RECORD EXTRACTS
* * * * *

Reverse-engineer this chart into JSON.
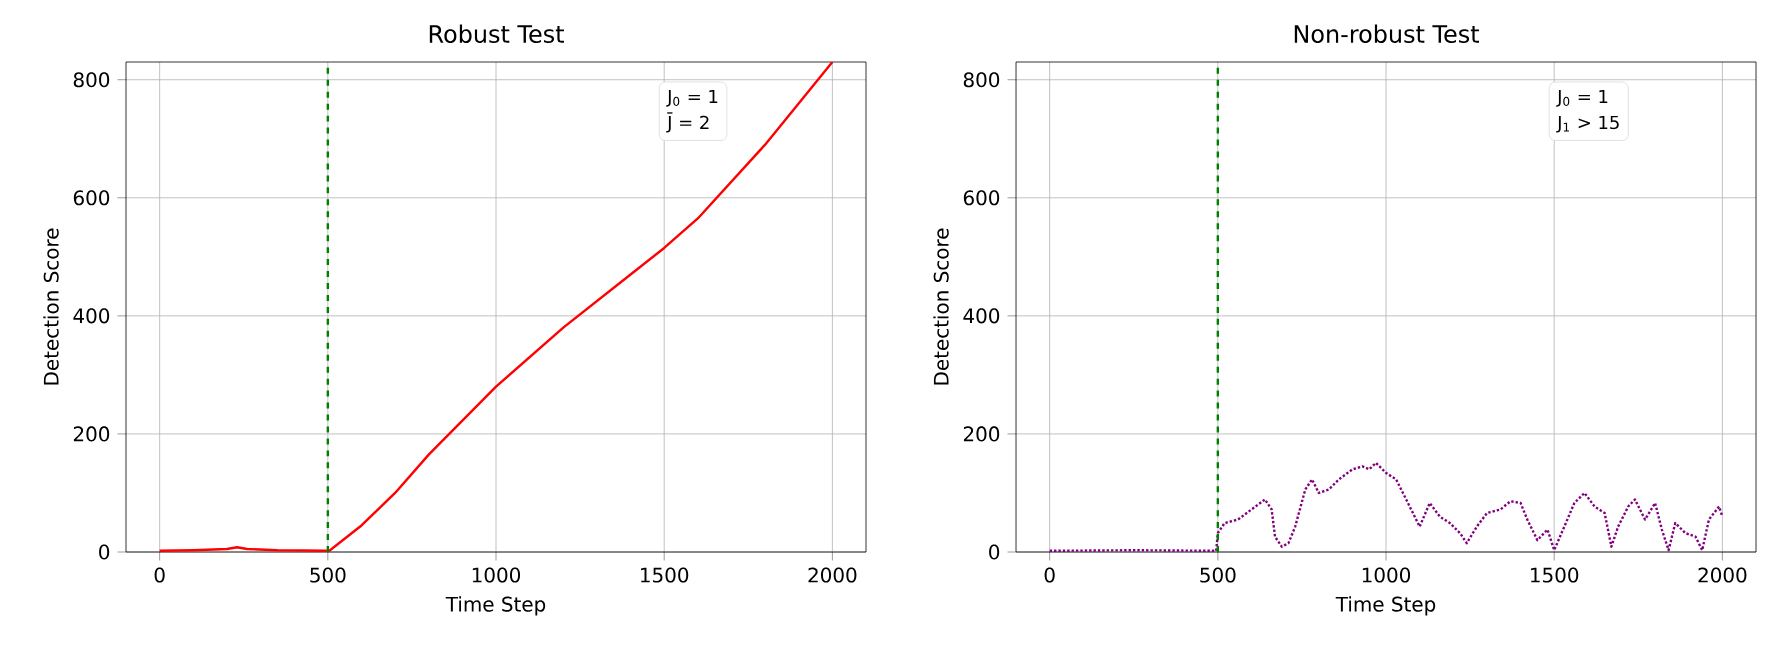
{
  "chart_data": [
    {
      "type": "line",
      "title": "Robust Test",
      "xlabel": "Time Step",
      "ylabel": "Detection Score",
      "xlim": [
        -100,
        2100
      ],
      "ylim": [
        0,
        830
      ],
      "xticks": [
        0,
        500,
        1000,
        1500,
        2000
      ],
      "yticks": [
        0,
        200,
        400,
        600,
        800
      ],
      "grid": true,
      "series": [
        {
          "color": "#ff0000",
          "line_style": "solid",
          "x": [
            0,
            100,
            200,
            230,
            260,
            350,
            495,
            500,
            600,
            700,
            800,
            1000,
            1200,
            1400,
            1500,
            1600,
            1800,
            2000
          ],
          "values": [
            2,
            3,
            5,
            8,
            5,
            3,
            2,
            0,
            45,
            100,
            165,
            280,
            380,
            470,
            515,
            565,
            690,
            830
          ]
        }
      ],
      "ref_lines": [
        {
          "axis": "x",
          "value": 500,
          "color": "#008000",
          "line_style": "dashed"
        }
      ],
      "annotations": [
        "J$_{0}$ = 1",
        "J̄ = 2"
      ]
    },
    {
      "type": "line",
      "title": "Non-robust Test",
      "xlabel": "Time Step",
      "ylabel": "Detection Score",
      "xlim": [
        -100,
        2100
      ],
      "ylim": [
        0,
        830
      ],
      "xticks": [
        0,
        500,
        1000,
        1500,
        2000
      ],
      "yticks": [
        0,
        200,
        400,
        600,
        800
      ],
      "grid": true,
      "series": [
        {
          "color": "#800080",
          "line_style": "dotted",
          "x": [
            0,
            250,
            495,
            500,
            520,
            560,
            600,
            640,
            660,
            670,
            690,
            710,
            730,
            760,
            780,
            800,
            830,
            860,
            900,
            930,
            950,
            970,
            1000,
            1030,
            1060,
            1080,
            1100,
            1130,
            1160,
            1190,
            1220,
            1240,
            1270,
            1300,
            1340,
            1370,
            1400,
            1420,
            1450,
            1480,
            1500,
            1530,
            1560,
            1590,
            1620,
            1650,
            1670,
            1690,
            1720,
            1740,
            1770,
            1800,
            1820,
            1840,
            1860,
            1890,
            1920,
            1940,
            1960,
            1990,
            2000
          ],
          "values": [
            2,
            3,
            2,
            32,
            49,
            55,
            72,
            89,
            72,
            26,
            9,
            15,
            43,
            106,
            123,
            100,
            106,
            123,
            140,
            145,
            140,
            151,
            134,
            123,
            89,
            66,
            43,
            83,
            60,
            49,
            32,
            15,
            43,
            66,
            72,
            86,
            83,
            55,
            20,
            38,
            3,
            43,
            83,
            100,
            77,
            66,
            9,
            43,
            77,
            89,
            55,
            83,
            38,
            3,
            49,
            32,
            26,
            3,
            55,
            77,
            60
          ]
        }
      ],
      "ref_lines": [
        {
          "axis": "x",
          "value": 500,
          "color": "#008000",
          "line_style": "dashed"
        }
      ],
      "annotations": [
        "J$_{0}$ = 1",
        "J$_{1}$ > 15"
      ]
    }
  ]
}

* * * * *

GIVEN TASK
Drop the images and repeat the data exactly.

REPLY
Reverse-engineer this chart into JSON.
{
  "chart_data": [
    {
      "type": "line",
      "title": "Robust Test",
      "xlabel": "Time Step",
      "ylabel": "Detection Score",
      "xlim": [
        -100,
        2100
      ],
      "ylim": [
        0,
        830
      ],
      "xticks": [
        0,
        500,
        1000,
        1500,
        2000
      ],
      "yticks": [
        0,
        200,
        400,
        600,
        800
      ],
      "grid": true,
      "series": [
        {
          "color": "#ff0000",
          "line_style": "solid",
          "x": [
            0,
            100,
            200,
            230,
            260,
            350,
            495,
            500,
            600,
            700,
            800,
            1000,
            1200,
            1400,
            1500,
            1600,
            1800,
            2000
          ],
          "values": [
            2,
            3,
            5,
            8,
            5,
            3,
            2,
            0,
            45,
            100,
            165,
            280,
            380,
            470,
            515,
            565,
            690,
            830
          ]
        }
      ],
      "ref_lines": [
        {
          "axis": "x",
          "value": 500,
          "color": "#008000",
          "line_style": "dashed"
        }
      ],
      "annotations": [
        "J$_{0}$ = 1",
        "J̄ = 2"
      ]
    },
    {
      "type": "line",
      "title": "Non-robust Test",
      "xlabel": "Time Step",
      "ylabel": "Detection Score",
      "xlim": [
        -100,
        2100
      ],
      "ylim": [
        0,
        830
      ],
      "xticks": [
        0,
        500,
        1000,
        1500,
        2000
      ],
      "yticks": [
        0,
        200,
        400,
        600,
        800
      ],
      "grid": true,
      "series": [
        {
          "color": "#800080",
          "line_style": "dotted",
          "x": [
            0,
            250,
            495,
            500,
            520,
            560,
            600,
            640,
            660,
            670,
            690,
            710,
            730,
            760,
            780,
            800,
            830,
            860,
            900,
            930,
            950,
            970,
            1000,
            1030,
            1060,
            1080,
            1100,
            1130,
            1160,
            1190,
            1220,
            1240,
            1270,
            1300,
            1340,
            1370,
            1400,
            1420,
            1450,
            1480,
            1500,
            1530,
            1560,
            1590,
            1620,
            1650,
            1670,
            1690,
            1720,
            1740,
            1770,
            1800,
            1820,
            1840,
            1860,
            1890,
            1920,
            1940,
            1960,
            1990,
            2000
          ],
          "values": [
            2,
            3,
            2,
            32,
            49,
            55,
            72,
            89,
            72,
            26,
            9,
            15,
            43,
            106,
            123,
            100,
            106,
            123,
            140,
            145,
            140,
            151,
            134,
            123,
            89,
            66,
            43,
            83,
            60,
            49,
            32,
            15,
            43,
            66,
            72,
            86,
            83,
            55,
            20,
            38,
            3,
            43,
            83,
            100,
            77,
            66,
            9,
            43,
            77,
            89,
            55,
            83,
            38,
            3,
            49,
            32,
            26,
            3,
            55,
            77,
            60
          ]
        }
      ],
      "ref_lines": [
        {
          "axis": "x",
          "value": 500,
          "color": "#008000",
          "line_style": "dashed"
        }
      ],
      "annotations": [
        "J$_{0}$ = 1",
        "J$_{1}$ > 15"
      ]
    }
  ]
}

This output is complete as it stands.